- **WHAT TO PRODUCE**:
Return each line containing the string "that".

- **DATA FOR THIS TASK**:
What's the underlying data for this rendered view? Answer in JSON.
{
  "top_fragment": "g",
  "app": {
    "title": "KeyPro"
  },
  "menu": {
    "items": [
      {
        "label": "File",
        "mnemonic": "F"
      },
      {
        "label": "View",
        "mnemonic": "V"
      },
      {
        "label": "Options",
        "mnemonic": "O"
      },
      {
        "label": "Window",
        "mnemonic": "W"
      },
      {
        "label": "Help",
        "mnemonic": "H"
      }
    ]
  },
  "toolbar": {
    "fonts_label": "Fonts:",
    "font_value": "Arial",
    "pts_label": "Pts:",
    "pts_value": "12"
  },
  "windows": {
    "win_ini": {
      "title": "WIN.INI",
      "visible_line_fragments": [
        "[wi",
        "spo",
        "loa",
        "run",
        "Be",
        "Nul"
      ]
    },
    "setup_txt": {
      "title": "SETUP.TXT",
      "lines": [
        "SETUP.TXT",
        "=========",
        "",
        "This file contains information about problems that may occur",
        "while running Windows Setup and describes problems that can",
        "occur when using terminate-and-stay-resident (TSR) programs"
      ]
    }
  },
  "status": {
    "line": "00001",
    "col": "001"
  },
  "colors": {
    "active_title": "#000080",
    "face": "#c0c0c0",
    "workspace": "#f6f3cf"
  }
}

- **TASK OUTPUT**:
        "This file contains information about problems that may occur",
        "while running Windows Setup and describes problems that can",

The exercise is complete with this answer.